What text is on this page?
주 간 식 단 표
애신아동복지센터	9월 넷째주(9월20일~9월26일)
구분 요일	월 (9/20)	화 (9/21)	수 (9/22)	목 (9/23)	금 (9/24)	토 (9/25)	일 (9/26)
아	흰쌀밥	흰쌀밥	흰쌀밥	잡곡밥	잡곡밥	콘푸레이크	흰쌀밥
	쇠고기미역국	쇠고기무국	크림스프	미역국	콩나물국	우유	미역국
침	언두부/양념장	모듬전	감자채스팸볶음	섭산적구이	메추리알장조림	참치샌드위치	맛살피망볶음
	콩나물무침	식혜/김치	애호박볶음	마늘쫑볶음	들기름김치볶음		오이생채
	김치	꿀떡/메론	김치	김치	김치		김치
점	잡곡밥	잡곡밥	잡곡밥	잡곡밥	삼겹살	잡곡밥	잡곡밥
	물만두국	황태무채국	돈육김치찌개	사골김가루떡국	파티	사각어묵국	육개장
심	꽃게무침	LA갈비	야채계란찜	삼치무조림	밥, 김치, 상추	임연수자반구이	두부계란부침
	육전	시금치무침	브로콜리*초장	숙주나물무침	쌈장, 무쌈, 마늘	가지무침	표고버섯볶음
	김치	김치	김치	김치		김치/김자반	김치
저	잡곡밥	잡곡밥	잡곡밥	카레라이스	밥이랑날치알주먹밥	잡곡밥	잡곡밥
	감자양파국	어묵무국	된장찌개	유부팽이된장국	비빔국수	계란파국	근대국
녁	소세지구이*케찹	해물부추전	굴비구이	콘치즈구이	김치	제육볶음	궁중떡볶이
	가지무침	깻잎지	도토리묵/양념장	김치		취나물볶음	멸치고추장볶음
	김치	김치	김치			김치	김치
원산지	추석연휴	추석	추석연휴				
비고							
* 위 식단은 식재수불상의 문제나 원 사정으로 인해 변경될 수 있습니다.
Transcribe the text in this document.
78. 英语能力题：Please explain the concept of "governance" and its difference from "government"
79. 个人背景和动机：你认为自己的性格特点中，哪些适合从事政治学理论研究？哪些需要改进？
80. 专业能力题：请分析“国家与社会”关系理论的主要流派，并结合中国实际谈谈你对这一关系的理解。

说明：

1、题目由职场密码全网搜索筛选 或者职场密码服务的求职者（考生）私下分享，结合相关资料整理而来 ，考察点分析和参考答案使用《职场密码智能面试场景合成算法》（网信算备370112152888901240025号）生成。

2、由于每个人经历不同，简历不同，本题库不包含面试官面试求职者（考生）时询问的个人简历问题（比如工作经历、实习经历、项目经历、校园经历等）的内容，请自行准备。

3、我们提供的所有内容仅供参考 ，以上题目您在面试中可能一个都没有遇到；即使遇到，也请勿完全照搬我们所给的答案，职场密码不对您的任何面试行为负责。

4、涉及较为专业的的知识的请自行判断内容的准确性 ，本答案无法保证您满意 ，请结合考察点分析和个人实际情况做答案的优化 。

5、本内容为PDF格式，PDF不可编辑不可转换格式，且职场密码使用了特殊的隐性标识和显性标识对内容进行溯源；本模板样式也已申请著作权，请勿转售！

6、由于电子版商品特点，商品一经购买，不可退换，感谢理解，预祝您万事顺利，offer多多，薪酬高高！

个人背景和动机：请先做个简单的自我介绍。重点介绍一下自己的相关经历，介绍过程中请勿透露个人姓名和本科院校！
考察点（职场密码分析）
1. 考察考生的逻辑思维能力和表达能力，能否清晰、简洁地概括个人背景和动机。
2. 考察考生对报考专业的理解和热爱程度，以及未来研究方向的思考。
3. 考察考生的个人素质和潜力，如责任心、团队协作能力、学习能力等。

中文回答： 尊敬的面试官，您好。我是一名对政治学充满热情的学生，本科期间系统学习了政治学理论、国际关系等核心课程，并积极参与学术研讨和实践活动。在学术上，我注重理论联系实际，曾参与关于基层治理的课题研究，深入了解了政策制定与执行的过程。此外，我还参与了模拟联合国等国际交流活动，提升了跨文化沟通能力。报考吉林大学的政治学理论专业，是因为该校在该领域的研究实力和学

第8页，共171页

TASK DIRECTIONS: Reproduce the records above exactly.

CORRECT RESULT:
What text is on this page?
주 간 식 단 표
애신아동복지센터	9월 넷째주(9월20일~9월26일)
구분 요일	월 (9/20)	화 (9/21)	수 (9/22)	목 (9/23)	금 (9/24)	토 (9/25)	일 (9/26)
아	흰쌀밥	흰쌀밥	흰쌀밥	잡곡밥	잡곡밥	콘푸레이크	흰쌀밥
	쇠고기미역국	쇠고기무국	크림스프	미역국	콩나물국	우유	미역국
침	언두부/양념장	모듬전	감자채스팸볶음	섭산적구이	메추리알장조림	참치샌드위치	맛살피망볶음
	콩나물무침	식혜/김치	애호박볶음	마늘쫑볶음	들기름김치볶음		오이생채
	김치	꿀떡/메론	김치	김치	김치		김치
점	잡곡밥	잡곡밥	잡곡밥	잡곡밥	삼겹살	잡곡밥	잡곡밥
	물만두국	황태무채국	돈육김치찌개	사골김가루떡국	파티	사각어묵국	육개장
심	꽃게무침	LA갈비	야채계란찜	삼치무조림	밥, 김치, 상추	임연수자반구이	두부계란부침
	육전	시금치무침	브로콜리*초장	숙주나물무침	쌈장, 무쌈, 마늘	가지무침	표고버섯볶음
	김치	김치	김치	김치		김치/김자반	김치
저	잡곡밥	잡곡밥	잡곡밥	카레라이스	밥이랑날치알주먹밥	잡곡밥	잡곡밥
	감자양파국	어묵무국	된장찌개	유부팽이된장국	비빔국수	계란파국	근대국
녁	소세지구이*케찹	해물부추전	굴비구이	콘치즈구이	김치	제육볶음	궁중떡볶이
	가지무침	깻잎지	도토리묵/양념장	김치		취나물볶음	멸치고추장볶음
	김치	김치	김치			김치	김치
원산지	추석연휴	추석	추석연휴				
비고							
* 위 식단은 식재수불상의 문제나 원 사정으로 인해 변경될 수 있습니다.
Transcribe the text in this document.
78. 英语能力题：Please explain the concept of "governance" and its difference from "government"
79. 个人背景和动机：你认为自己的性格特点中，哪些适合从事政治学理论研究？哪些需要改进？
80. 专业能力题：请分析“国家与社会”关系理论的主要流派，并结合中国实际谈谈你对这一关系的理解。

说明：

1、题目由职场密码全网搜索筛选 或者职场密码服务的求职者（考生）私下分享，结合相关资料整理而来 ，考察点分析和参考答案使用《职场密码智能面试场景合成算法》（网信算备370112152888901240025号）生成。

2、由于每个人经历不同，简历不同，本题库不包含面试官面试求职者（考生）时询问的个人简历问题（比如工作经历、实习经历、项目经历、校园经历等）的内容，请自行准备。

3、我们提供的所有内容仅供参考 ，以上题目您在面试中可能一个都没有遇到；即使遇到，也请勿完全照搬我们所给的答案，职场密码不对您的任何面试行为负责。

4、涉及较为专业的的知识的请自行判断内容的准确性 ，本答案无法保证您满意 ，请结合考察点分析和个人实际情况做答案的优化 。

5、本内容为PDF格式，PDF不可编辑不可转换格式，且职场密码使用了特殊的隐性标识和显性标识对内容进行溯源；本模板样式也已申请著作权，请勿转售！

6、由于电子版商品特点，商品一经购买，不可退换，感谢理解，预祝您万事顺利，offer多多，薪酬高高！

个人背景和动机：请先做个简单的自我介绍。重点介绍一下自己的相关经历，介绍过程中请勿透露个人姓名和本科院校！
考察点（职场密码分析）
1. 考察考生的逻辑思维能力和表达能力，能否清晰、简洁地概括个人背景和动机。
2. 考察考生对报考专业的理解和热爱程度，以及未来研究方向的思考。
3. 考察考生的个人素质和潜力，如责任心、团队协作能力、学习能力等。

中文回答： 尊敬的面试官，您好。我是一名对政治学充满热情的学生，本科期间系统学习了政治学理论、国际关系等核心课程，并积极参与学术研讨和实践活动。在学术上，我注重理论联系实际，曾参与关于基层治理的课题研究，深入了解了政策制定与执行的过程。此外，我还参与了模拟联合国等国际交流活动，提升了跨文化沟通能力。报考吉林大学的政治学理论专业，是因为该校在该领域的研究实力和学

第8页，共171页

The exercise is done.